#### Directive
Every line of the material below must be repeated exactly.

#### Rows
_ _ _ _ _

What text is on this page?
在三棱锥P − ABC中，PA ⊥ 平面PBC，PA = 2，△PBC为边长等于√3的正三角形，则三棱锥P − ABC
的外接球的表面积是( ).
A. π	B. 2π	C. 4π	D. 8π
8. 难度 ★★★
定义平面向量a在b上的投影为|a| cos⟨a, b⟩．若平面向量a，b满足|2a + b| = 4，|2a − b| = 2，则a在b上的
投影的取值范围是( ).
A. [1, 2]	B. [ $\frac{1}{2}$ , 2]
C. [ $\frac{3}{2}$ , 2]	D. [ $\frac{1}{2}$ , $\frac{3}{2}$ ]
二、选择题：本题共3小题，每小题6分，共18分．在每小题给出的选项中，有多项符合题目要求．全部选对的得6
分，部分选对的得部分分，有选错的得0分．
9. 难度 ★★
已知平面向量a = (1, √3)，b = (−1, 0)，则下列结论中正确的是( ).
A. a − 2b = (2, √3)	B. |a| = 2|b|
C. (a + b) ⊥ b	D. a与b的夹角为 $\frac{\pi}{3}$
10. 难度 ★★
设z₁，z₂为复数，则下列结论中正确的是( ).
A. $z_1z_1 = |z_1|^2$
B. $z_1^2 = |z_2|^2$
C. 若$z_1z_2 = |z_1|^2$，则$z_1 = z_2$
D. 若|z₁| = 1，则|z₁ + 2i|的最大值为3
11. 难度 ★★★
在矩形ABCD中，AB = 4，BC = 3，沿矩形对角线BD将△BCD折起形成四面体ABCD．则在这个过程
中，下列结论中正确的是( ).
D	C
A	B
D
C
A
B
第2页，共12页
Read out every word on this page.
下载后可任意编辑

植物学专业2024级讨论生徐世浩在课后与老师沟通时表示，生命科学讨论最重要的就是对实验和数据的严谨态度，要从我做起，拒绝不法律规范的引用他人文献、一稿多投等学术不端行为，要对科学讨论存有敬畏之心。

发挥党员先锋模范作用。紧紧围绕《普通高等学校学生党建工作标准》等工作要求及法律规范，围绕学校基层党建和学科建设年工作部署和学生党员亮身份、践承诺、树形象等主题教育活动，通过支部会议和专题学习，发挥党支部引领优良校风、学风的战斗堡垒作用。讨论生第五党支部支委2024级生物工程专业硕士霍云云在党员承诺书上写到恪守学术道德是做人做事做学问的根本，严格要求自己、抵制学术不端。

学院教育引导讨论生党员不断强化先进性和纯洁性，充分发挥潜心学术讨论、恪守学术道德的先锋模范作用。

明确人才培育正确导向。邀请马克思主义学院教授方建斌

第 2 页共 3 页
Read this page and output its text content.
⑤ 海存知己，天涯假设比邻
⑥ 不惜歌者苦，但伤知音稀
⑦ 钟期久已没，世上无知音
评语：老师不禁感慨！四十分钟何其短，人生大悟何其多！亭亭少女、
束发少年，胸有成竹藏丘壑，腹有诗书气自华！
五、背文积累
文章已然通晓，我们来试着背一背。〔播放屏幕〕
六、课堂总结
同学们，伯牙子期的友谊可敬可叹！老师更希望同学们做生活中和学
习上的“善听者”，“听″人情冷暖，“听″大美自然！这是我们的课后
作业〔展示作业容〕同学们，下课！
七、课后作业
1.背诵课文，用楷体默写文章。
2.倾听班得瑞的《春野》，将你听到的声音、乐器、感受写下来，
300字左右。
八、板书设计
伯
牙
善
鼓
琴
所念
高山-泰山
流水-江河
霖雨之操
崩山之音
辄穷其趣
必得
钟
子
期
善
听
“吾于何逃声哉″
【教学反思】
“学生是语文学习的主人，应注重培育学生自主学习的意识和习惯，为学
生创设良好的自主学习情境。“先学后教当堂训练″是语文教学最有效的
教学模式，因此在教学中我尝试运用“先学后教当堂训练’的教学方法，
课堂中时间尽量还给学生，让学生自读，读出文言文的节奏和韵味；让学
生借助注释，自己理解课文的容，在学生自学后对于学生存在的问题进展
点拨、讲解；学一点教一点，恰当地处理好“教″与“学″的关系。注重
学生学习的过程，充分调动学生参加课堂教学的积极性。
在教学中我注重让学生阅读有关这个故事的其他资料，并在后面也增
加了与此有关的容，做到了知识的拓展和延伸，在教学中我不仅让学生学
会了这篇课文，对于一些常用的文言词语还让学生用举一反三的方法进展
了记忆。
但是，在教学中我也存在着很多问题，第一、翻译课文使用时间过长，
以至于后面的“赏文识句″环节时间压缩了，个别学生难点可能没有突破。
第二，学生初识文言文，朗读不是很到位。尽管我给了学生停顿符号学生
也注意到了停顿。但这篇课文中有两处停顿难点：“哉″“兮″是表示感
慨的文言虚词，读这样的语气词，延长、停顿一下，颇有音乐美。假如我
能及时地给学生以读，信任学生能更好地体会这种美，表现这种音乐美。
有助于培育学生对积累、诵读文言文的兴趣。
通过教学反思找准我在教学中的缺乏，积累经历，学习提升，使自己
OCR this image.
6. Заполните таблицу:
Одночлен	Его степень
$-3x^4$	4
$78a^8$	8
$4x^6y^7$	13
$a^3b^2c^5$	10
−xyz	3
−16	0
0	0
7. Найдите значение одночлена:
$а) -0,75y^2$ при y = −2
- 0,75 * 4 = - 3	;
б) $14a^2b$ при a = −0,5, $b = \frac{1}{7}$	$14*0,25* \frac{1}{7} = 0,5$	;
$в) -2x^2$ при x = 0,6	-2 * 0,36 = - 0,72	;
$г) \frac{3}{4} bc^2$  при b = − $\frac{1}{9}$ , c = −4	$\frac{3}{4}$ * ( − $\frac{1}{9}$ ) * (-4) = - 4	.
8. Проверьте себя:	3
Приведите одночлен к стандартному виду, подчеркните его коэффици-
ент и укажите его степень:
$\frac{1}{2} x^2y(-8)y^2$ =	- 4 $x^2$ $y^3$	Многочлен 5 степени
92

_ _ _ _ _

#### Solution to the problem
What text is on this page?
在三棱锥P − ABC中，PA ⊥ 平面PBC，PA = 2，△PBC为边长等于√3的正三角形，则三棱锥P − ABC
的外接球的表面积是( ).
A. π	B. 2π	C. 4π	D. 8π
8. 难度 ★★★
定义平面向量a在b上的投影为|a| cos⟨a, b⟩．若平面向量a，b满足|2a + b| = 4，|2a − b| = 2，则a在b上的
投影的取值范围是( ).
A. [1, 2]	B. [ $\frac{1}{2}$ , 2]
C. [ $\frac{3}{2}$ , 2]	D. [ $\frac{1}{2}$ , $\frac{3}{2}$ ]
二、选择题：本题共3小题，每小题6分，共18分．在每小题给出的选项中，有多项符合题目要求．全部选对的得6
分，部分选对的得部分分，有选错的得0分．
9. 难度 ★★
已知平面向量a = (1, √3)，b = (−1, 0)，则下列结论中正确的是( ).
A. a − 2b = (2, √3)	B. |a| = 2|b|
C. (a + b) ⊥ b	D. a与b的夹角为 $\frac{\pi}{3}$
10. 难度 ★★
设z₁，z₂为复数，则下列结论中正确的是( ).
A. $z_1z_1 = |z_1|^2$
B. $z_1^2 = |z_2|^2$
C. 若$z_1z_2 = |z_1|^2$，则$z_1 = z_2$
D. 若|z₁| = 1，则|z₁ + 2i|的最大值为3
11. 难度 ★★★
在矩形ABCD中，AB = 4，BC = 3，沿矩形对角线BD将△BCD折起形成四面体ABCD．则在这个过程
中，下列结论中正确的是( ).
D	C
A	B
D
C
A
B
第2页，共12页
Read out every word on this page.
下载后可任意编辑

植物学专业2024级讨论生徐世浩在课后与老师沟通时表示，生命科学讨论最重要的就是对实验和数据的严谨态度，要从我做起，拒绝不法律规范的引用他人文献、一稿多投等学术不端行为，要对科学讨论存有敬畏之心。

发挥党员先锋模范作用。紧紧围绕《普通高等学校学生党建工作标准》等工作要求及法律规范，围绕学校基层党建和学科建设年工作部署和学生党员亮身份、践承诺、树形象等主题教育活动，通过支部会议和专题学习，发挥党支部引领优良校风、学风的战斗堡垒作用。讨论生第五党支部支委2024级生物工程专业硕士霍云云在党员承诺书上写到恪守学术道德是做人做事做学问的根本，严格要求自己、抵制学术不端。

学院教育引导讨论生党员不断强化先进性和纯洁性，充分发挥潜心学术讨论、恪守学术道德的先锋模范作用。

明确人才培育正确导向。邀请马克思主义学院教授方建斌

第 2 页共 3 页
Read this page and output its text content.
⑤ 海存知己，天涯假设比邻
⑥ 不惜歌者苦，但伤知音稀
⑦ 钟期久已没，世上无知音
评语：老师不禁感慨！四十分钟何其短，人生大悟何其多！亭亭少女、
束发少年，胸有成竹藏丘壑，腹有诗书气自华！
五、背文积累
文章已然通晓，我们来试着背一背。〔播放屏幕〕
六、课堂总结
同学们，伯牙子期的友谊可敬可叹！老师更希望同学们做生活中和学
习上的“善听者”，“听″人情冷暖，“听″大美自然！这是我们的课后
作业〔展示作业容〕同学们，下课！
七、课后作业
1.背诵课文，用楷体默写文章。
2.倾听班得瑞的《春野》，将你听到的声音、乐器、感受写下来，
300字左右。
八、板书设计
伯
牙
善
鼓
琴
所念
高山-泰山
流水-江河
霖雨之操
崩山之音
辄穷其趣
必得
钟
子
期
善
听
“吾于何逃声哉″
【教学反思】
“学生是语文学习的主人，应注重培育学生自主学习的意识和习惯，为学
生创设良好的自主学习情境。“先学后教当堂训练″是语文教学最有效的
教学模式，因此在教学中我尝试运用“先学后教当堂训练’的教学方法，
课堂中时间尽量还给学生，让学生自读，读出文言文的节奏和韵味；让学
生借助注释，自己理解课文的容，在学生自学后对于学生存在的问题进展
点拨、讲解；学一点教一点，恰当地处理好“教″与“学″的关系。注重
学生学习的过程，充分调动学生参加课堂教学的积极性。
在教学中我注重让学生阅读有关这个故事的其他资料，并在后面也增
加了与此有关的容，做到了知识的拓展和延伸，在教学中我不仅让学生学
会了这篇课文，对于一些常用的文言词语还让学生用举一反三的方法进展
了记忆。
但是，在教学中我也存在着很多问题，第一、翻译课文使用时间过长，
以至于后面的“赏文识句″环节时间压缩了，个别学生难点可能没有突破。
第二，学生初识文言文，朗读不是很到位。尽管我给了学生停顿符号学生
也注意到了停顿。但这篇课文中有两处停顿难点：“哉″“兮″是表示感
慨的文言虚词，读这样的语气词，延长、停顿一下，颇有音乐美。假如我
能及时地给学生以读，信任学生能更好地体会这种美，表现这种音乐美。
有助于培育学生对积累、诵读文言文的兴趣。
通过教学反思找准我在教学中的缺乏，积累经历，学习提升，使自己
OCR this image.
6. Заполните таблицу:
Одночлен	Его степень
$-3x^4$	4
$78a^8$	8
$4x^6y^7$	13
$a^3b^2c^5$	10
−xyz	3
−16	0
0	0
7. Найдите значение одночлена:
$а) -0,75y^2$ при y = −2
- 0,75 * 4 = - 3	;
б) $14a^2b$ при a = −0,5, $b = \frac{1}{7}$	$14*0,25* \frac{1}{7} = 0,5$	;
$в) -2x^2$ при x = 0,6	-2 * 0,36 = - 0,72	;
$г) \frac{3}{4} bc^2$  при b = − $\frac{1}{9}$ , c = −4	$\frac{3}{4}$ * ( − $\frac{1}{9}$ ) * (-4) = - 4	.
8. Проверьте себя:	3
Приведите одночлен к стандартному виду, подчеркните его коэффици-
ент и укажите его степень:
$\frac{1}{2} x^2y(-8)y^2$ =	- 4 $x^2$ $y^3$	Многочлен 5 степени
92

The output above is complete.